**What this task involves:** Without the pictures, write out all the lines below exactly as they appear.
+-------+
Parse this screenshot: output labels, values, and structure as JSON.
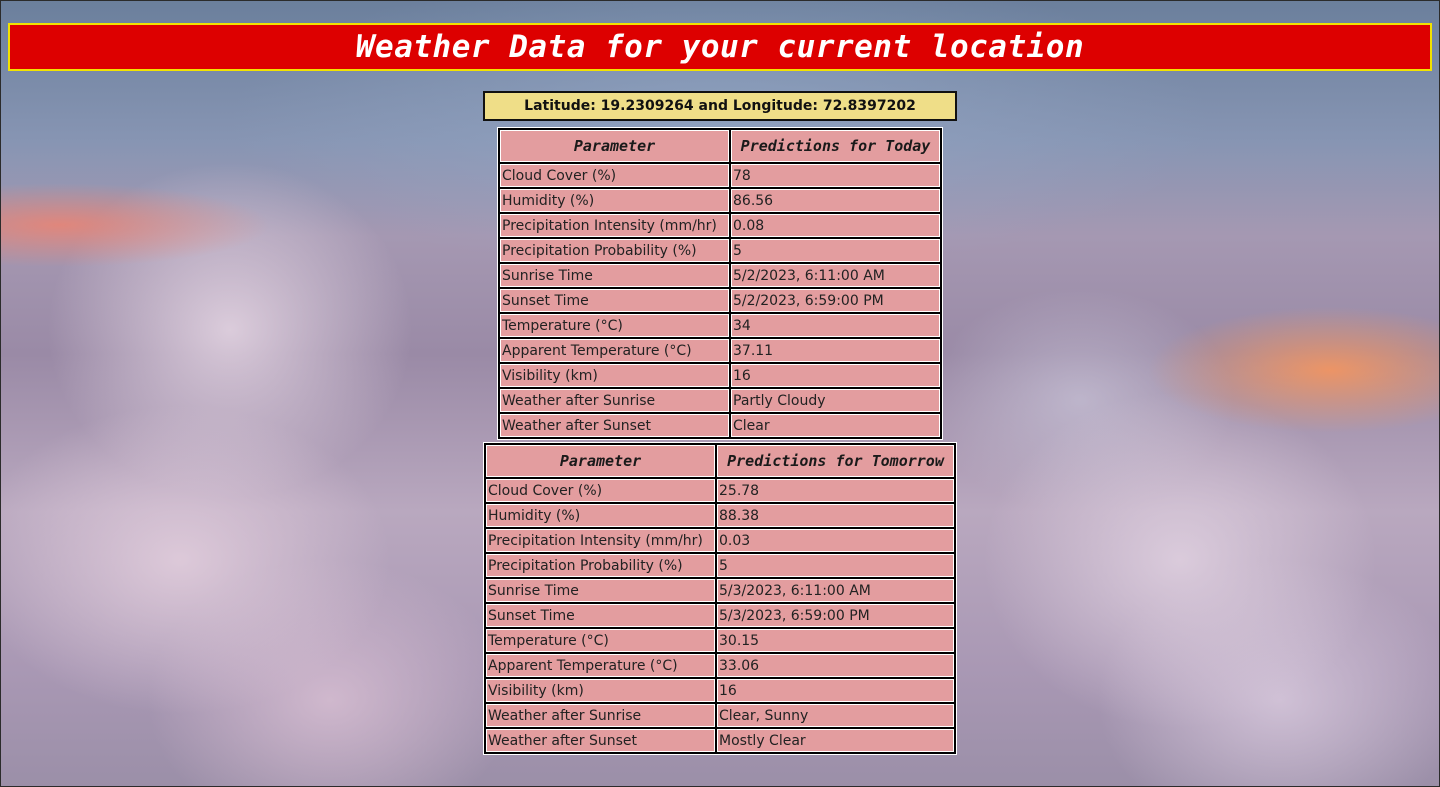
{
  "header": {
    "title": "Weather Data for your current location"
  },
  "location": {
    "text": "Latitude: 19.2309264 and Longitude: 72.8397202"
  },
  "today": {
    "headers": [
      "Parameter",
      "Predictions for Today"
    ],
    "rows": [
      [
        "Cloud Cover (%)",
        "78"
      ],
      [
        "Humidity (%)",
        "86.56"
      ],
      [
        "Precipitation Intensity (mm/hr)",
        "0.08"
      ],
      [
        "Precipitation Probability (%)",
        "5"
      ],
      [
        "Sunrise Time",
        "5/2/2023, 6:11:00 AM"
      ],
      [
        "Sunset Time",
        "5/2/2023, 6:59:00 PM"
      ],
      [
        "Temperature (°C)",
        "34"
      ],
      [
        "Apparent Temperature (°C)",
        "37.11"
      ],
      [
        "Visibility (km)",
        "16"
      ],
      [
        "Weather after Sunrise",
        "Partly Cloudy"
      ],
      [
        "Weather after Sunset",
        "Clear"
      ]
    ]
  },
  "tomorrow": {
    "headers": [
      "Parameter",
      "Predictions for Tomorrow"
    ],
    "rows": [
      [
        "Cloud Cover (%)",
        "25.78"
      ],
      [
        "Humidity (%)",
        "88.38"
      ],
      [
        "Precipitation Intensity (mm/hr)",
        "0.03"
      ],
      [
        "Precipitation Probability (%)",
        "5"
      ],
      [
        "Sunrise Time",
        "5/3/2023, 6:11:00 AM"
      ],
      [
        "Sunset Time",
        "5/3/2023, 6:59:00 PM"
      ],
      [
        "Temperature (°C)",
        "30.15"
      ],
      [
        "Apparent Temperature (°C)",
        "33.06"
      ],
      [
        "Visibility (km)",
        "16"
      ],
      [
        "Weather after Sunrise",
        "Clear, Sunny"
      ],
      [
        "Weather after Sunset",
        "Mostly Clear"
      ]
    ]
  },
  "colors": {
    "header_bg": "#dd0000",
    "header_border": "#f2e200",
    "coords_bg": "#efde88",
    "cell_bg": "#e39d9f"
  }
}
+-------+
**Task response:**
Parse this screenshot: output labels, values, and structure as JSON.
{
  "header": {
    "title": "Weather Data for your current location"
  },
  "location": {
    "text": "Latitude: 19.2309264 and Longitude: 72.8397202"
  },
  "today": {
    "headers": [
      "Parameter",
      "Predictions for Today"
    ],
    "rows": [
      [
        "Cloud Cover (%)",
        "78"
      ],
      [
        "Humidity (%)",
        "86.56"
      ],
      [
        "Precipitation Intensity (mm/hr)",
        "0.08"
      ],
      [
        "Precipitation Probability (%)",
        "5"
      ],
      [
        "Sunrise Time",
        "5/2/2023, 6:11:00 AM"
      ],
      [
        "Sunset Time",
        "5/2/2023, 6:59:00 PM"
      ],
      [
        "Temperature (°C)",
        "34"
      ],
      [
        "Apparent Temperature (°C)",
        "37.11"
      ],
      [
        "Visibility (km)",
        "16"
      ],
      [
        "Weather after Sunrise",
        "Partly Cloudy"
      ],
      [
        "Weather after Sunset",
        "Clear"
      ]
    ]
  },
  "tomorrow": {
    "headers": [
      "Parameter",
      "Predictions for Tomorrow"
    ],
    "rows": [
      [
        "Cloud Cover (%)",
        "25.78"
      ],
      [
        "Humidity (%)",
        "88.38"
      ],
      [
        "Precipitation Intensity (mm/hr)",
        "0.03"
      ],
      [
        "Precipitation Probability (%)",
        "5"
      ],
      [
        "Sunrise Time",
        "5/3/2023, 6:11:00 AM"
      ],
      [
        "Sunset Time",
        "5/3/2023, 6:59:00 PM"
      ],
      [
        "Temperature (°C)",
        "30.15"
      ],
      [
        "Apparent Temperature (°C)",
        "33.06"
      ],
      [
        "Visibility (km)",
        "16"
      ],
      [
        "Weather after Sunrise",
        "Clear, Sunny"
      ],
      [
        "Weather after Sunset",
        "Mostly Clear"
      ]
    ]
  },
  "colors": {
    "header_bg": "#dd0000",
    "header_border": "#f2e200",
    "coords_bg": "#efde88",
    "cell_bg": "#e39d9f"
  }
}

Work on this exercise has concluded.